> Requirements: Scan the material and copy every line in which "name" appears.

(Items from a dataset)
········

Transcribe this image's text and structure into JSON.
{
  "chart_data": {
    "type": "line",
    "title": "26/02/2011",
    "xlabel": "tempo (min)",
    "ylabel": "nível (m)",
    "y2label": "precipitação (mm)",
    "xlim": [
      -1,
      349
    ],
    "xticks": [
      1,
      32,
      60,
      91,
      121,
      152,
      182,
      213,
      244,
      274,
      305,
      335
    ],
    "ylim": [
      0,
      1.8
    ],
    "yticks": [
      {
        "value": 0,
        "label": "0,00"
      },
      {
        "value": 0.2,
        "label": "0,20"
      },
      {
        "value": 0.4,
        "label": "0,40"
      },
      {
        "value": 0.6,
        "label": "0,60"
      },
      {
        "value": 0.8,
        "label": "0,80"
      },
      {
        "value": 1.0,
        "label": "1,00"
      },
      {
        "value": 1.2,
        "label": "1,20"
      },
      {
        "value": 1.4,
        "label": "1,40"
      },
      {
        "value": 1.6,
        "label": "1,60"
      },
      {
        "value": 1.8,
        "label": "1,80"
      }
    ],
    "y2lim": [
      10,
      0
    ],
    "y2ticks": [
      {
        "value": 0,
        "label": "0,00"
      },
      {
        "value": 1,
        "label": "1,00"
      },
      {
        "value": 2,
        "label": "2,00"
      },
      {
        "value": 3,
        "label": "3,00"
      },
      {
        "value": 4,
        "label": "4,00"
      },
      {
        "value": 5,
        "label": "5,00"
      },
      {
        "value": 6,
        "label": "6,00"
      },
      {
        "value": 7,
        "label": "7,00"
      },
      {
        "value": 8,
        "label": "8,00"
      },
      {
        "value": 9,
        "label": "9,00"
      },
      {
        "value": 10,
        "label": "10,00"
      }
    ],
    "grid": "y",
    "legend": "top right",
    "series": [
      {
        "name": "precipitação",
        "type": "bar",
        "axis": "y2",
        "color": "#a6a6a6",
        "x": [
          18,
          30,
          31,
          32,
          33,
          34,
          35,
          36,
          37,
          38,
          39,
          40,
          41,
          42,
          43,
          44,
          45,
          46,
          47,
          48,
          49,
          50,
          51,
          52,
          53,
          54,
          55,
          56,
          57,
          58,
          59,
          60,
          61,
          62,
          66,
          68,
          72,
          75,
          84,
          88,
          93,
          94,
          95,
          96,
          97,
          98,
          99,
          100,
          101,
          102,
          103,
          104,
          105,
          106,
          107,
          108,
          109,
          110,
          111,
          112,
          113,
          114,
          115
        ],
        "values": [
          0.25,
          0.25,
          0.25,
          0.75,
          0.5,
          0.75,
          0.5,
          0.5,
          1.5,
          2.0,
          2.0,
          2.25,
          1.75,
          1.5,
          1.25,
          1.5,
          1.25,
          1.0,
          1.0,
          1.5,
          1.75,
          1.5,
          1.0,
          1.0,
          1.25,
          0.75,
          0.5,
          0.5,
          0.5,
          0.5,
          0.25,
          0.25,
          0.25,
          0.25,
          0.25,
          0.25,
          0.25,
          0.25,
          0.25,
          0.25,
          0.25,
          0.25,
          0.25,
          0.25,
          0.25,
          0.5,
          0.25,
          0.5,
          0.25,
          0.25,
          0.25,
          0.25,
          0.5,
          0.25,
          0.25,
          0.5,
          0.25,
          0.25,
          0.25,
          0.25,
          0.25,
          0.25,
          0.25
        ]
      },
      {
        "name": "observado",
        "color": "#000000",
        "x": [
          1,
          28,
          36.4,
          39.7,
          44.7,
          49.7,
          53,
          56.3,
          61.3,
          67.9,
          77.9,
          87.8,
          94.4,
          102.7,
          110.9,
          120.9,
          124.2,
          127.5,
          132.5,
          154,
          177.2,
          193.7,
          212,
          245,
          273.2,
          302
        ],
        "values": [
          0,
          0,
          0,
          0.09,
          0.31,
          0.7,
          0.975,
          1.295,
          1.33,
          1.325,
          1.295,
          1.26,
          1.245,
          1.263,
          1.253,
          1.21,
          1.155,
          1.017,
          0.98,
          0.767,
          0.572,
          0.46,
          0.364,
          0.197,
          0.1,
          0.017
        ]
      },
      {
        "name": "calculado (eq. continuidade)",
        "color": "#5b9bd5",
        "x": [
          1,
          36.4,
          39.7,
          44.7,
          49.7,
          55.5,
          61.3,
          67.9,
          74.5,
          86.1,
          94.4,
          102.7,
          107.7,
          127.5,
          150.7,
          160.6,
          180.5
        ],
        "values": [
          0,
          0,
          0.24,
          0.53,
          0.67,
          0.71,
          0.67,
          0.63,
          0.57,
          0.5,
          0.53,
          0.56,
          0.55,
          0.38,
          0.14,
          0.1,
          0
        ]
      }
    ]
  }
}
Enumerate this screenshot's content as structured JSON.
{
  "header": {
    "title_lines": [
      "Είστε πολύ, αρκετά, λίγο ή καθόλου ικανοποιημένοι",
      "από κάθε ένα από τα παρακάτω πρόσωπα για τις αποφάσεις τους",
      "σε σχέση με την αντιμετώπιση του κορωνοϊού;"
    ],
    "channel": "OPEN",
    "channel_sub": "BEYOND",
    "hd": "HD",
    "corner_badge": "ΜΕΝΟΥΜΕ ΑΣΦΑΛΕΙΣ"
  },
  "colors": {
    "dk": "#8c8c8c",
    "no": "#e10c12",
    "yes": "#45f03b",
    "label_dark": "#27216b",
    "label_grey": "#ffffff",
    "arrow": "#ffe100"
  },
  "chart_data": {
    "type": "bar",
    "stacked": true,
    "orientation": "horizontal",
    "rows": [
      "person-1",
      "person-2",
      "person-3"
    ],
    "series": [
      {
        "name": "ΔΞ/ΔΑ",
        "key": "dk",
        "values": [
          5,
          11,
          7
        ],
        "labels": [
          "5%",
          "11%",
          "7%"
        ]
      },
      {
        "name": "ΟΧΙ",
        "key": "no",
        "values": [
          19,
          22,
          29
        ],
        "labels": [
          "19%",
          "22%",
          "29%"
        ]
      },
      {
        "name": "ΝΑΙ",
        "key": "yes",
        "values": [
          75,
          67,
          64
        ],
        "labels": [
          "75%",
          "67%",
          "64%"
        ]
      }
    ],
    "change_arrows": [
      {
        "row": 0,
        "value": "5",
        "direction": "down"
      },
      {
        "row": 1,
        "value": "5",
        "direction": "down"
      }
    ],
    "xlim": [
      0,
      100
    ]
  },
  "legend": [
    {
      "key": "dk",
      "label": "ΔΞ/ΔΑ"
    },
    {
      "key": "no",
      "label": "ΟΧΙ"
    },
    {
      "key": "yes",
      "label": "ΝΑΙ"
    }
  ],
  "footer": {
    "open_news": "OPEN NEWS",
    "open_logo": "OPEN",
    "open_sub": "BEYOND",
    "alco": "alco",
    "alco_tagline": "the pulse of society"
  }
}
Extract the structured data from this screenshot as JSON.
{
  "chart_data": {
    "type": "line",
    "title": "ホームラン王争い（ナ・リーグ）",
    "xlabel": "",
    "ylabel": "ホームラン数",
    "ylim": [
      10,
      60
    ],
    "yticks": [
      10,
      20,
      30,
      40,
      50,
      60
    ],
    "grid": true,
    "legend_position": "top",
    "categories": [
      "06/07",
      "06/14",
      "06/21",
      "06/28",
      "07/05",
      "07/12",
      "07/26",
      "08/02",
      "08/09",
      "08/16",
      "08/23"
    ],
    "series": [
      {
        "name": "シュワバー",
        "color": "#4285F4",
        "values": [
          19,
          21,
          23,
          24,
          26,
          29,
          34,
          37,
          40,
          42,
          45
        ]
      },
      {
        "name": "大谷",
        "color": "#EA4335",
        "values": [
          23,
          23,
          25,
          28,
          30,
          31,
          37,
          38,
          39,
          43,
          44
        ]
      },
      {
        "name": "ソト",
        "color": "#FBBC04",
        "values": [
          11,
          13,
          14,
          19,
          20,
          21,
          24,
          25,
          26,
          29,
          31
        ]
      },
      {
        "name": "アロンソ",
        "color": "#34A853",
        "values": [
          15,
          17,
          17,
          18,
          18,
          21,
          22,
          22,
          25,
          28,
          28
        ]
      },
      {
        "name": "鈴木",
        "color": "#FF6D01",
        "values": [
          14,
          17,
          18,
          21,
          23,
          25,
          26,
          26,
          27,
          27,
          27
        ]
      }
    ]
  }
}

········

> Completed exercise:
        "name": "precipitação",
        "name": "observado",
        "name": "calculado (eq. continuidade)",
        "name": "ΔΞ/ΔΑ",
        "name": "ΟΧΙ",
        "name": "ΝΑΙ",
        "name": "シュワバー",
        "name": "大谷",
        "name": "ソト",
        "name": "アロンソ",
        "name": "鈴木",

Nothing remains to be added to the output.